*WHAT IS REQUIRED*:
Looking through the listing, how many of its lines hold the word "application"? Answer with only the number.

[Data records]
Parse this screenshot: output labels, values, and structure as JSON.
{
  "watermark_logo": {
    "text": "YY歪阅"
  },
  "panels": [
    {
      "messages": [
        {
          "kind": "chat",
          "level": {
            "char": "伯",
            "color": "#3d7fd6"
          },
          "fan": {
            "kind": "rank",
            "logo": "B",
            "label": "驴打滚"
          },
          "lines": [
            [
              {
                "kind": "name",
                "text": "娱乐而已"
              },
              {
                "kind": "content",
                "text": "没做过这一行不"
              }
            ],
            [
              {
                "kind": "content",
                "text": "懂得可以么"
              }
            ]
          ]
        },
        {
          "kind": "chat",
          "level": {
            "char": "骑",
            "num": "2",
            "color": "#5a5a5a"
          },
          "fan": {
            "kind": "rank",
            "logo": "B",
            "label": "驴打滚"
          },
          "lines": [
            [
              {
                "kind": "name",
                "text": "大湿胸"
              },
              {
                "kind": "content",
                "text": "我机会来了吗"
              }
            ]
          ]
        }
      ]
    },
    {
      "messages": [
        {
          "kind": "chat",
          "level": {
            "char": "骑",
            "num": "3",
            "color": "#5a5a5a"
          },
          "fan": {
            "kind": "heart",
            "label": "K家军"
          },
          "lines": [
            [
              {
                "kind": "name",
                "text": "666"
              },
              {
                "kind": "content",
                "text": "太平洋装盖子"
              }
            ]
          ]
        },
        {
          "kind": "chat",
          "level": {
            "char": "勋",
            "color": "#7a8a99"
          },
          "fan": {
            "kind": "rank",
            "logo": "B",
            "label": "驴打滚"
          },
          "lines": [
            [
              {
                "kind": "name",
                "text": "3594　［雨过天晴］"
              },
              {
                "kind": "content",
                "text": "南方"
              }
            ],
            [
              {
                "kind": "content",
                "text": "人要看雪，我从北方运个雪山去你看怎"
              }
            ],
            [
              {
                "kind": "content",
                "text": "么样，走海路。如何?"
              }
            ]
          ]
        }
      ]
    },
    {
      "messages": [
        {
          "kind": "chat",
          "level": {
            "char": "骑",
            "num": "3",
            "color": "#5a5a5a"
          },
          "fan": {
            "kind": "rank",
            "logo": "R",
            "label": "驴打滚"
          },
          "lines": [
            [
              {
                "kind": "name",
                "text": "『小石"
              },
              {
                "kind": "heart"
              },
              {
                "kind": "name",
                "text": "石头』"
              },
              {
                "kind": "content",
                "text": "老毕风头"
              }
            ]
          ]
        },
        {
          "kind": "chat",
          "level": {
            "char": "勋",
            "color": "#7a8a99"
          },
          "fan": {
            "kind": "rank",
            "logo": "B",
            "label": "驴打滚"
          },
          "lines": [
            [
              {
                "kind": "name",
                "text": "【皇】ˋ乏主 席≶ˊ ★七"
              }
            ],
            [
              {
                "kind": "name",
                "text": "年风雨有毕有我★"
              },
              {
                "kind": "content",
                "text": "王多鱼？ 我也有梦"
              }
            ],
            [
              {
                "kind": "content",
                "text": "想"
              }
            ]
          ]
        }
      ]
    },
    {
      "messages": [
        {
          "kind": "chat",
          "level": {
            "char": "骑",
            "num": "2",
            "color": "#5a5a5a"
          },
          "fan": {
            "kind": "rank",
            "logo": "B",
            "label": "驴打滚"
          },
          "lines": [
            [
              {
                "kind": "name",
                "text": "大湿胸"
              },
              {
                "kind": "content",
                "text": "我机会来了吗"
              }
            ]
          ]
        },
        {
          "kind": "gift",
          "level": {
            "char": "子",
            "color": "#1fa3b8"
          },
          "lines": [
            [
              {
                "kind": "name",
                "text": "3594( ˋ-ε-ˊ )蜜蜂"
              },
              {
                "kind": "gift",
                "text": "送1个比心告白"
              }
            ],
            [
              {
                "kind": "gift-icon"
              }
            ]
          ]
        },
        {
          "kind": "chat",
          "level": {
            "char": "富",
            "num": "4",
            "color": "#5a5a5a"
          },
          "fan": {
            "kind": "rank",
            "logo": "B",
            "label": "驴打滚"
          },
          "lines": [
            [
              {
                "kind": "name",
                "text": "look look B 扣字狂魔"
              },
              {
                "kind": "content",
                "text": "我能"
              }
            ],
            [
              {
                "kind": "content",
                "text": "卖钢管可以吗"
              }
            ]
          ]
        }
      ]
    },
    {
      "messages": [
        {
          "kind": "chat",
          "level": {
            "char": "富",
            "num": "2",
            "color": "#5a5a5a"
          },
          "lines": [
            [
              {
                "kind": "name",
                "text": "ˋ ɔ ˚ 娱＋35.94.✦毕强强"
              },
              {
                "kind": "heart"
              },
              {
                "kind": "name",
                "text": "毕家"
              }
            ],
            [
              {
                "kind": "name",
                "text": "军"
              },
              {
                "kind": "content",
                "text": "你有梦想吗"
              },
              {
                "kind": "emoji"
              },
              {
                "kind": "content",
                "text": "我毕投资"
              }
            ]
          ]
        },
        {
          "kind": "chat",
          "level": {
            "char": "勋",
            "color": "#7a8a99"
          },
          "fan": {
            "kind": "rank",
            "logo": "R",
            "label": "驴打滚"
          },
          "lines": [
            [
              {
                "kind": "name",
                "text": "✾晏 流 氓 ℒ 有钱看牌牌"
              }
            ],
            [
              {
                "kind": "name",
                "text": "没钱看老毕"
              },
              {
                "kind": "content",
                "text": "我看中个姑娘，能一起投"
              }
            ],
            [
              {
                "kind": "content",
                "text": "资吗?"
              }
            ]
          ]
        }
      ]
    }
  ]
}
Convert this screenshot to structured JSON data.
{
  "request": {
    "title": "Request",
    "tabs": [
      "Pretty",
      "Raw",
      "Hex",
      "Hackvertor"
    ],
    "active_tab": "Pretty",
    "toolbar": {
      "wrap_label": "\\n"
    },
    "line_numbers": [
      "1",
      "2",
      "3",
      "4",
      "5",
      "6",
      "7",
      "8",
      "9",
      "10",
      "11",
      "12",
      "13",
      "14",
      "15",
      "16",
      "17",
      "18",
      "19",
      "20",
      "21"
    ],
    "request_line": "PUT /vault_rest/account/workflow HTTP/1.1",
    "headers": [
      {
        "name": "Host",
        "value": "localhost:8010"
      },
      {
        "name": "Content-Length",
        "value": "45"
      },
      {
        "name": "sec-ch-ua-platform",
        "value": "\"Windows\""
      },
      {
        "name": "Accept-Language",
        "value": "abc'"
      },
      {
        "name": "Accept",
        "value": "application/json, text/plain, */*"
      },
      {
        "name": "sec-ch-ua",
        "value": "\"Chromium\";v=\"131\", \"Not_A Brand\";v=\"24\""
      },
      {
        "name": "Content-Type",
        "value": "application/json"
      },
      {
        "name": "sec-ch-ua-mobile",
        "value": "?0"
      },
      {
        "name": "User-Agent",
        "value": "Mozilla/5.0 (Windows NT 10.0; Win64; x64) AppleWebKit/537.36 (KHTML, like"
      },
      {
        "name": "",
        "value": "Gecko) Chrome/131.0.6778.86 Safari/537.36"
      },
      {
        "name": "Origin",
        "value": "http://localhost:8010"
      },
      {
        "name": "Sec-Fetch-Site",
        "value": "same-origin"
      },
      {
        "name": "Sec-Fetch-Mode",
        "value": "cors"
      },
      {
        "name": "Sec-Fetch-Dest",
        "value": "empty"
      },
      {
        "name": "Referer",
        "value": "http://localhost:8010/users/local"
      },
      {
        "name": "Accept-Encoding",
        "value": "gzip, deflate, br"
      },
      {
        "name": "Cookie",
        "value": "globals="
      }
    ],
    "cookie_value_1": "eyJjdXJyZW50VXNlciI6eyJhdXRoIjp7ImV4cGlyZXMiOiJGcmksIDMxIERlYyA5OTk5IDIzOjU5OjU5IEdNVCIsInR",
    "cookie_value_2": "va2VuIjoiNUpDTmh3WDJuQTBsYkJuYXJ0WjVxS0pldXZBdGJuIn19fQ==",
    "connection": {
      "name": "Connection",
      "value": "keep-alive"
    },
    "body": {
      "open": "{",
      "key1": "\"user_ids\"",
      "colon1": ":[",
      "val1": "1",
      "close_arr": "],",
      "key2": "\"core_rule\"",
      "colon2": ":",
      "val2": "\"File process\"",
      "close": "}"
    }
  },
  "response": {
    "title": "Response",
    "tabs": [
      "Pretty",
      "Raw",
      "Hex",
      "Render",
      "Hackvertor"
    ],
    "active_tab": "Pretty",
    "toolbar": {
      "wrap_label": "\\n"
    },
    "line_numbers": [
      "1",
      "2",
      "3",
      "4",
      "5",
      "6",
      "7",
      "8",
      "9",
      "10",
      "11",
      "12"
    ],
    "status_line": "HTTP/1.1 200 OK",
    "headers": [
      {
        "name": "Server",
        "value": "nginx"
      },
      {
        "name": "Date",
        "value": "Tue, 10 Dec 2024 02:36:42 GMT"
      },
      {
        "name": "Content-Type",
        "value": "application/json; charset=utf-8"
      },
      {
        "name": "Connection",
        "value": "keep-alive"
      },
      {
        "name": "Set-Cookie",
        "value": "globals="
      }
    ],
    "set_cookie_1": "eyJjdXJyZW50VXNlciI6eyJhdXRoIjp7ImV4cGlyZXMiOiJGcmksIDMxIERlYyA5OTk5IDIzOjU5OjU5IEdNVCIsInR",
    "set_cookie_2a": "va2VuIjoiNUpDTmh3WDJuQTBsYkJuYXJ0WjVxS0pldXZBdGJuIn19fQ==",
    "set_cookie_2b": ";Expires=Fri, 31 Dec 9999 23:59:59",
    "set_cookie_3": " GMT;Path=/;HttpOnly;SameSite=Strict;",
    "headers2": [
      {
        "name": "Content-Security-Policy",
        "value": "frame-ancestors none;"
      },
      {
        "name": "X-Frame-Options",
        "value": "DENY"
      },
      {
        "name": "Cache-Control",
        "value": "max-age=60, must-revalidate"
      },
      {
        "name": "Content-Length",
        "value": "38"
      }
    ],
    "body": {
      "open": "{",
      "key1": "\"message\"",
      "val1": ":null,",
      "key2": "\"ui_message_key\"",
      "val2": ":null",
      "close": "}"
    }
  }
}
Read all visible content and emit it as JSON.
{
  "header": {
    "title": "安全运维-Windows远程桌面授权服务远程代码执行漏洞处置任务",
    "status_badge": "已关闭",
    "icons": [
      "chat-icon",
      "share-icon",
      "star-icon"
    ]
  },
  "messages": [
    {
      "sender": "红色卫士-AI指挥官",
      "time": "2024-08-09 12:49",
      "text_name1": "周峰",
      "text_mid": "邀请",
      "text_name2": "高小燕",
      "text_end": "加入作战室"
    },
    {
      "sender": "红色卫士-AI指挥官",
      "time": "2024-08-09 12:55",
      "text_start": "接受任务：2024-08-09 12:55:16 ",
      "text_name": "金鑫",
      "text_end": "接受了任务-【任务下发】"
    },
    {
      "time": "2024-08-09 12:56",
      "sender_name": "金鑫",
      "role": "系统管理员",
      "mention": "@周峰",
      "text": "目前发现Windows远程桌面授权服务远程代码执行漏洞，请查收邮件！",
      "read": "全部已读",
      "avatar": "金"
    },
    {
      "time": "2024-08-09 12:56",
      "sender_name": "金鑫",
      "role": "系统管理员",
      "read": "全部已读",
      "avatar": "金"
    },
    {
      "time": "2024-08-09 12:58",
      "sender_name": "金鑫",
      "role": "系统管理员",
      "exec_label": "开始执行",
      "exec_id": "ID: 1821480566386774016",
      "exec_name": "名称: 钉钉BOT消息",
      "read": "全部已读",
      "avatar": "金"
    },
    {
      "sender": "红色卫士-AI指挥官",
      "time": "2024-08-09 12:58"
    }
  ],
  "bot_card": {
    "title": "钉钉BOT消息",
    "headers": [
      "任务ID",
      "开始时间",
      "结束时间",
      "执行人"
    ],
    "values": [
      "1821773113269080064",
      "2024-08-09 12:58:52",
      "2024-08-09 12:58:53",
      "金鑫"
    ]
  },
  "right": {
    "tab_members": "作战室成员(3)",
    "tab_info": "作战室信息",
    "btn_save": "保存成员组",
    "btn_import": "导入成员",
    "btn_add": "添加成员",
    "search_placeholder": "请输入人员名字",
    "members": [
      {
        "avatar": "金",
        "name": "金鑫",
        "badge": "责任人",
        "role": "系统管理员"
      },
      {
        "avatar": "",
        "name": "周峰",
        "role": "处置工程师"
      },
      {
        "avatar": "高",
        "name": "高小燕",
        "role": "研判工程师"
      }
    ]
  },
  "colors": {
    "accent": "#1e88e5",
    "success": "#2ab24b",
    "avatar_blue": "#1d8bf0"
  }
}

*FULL ANSWER*:
3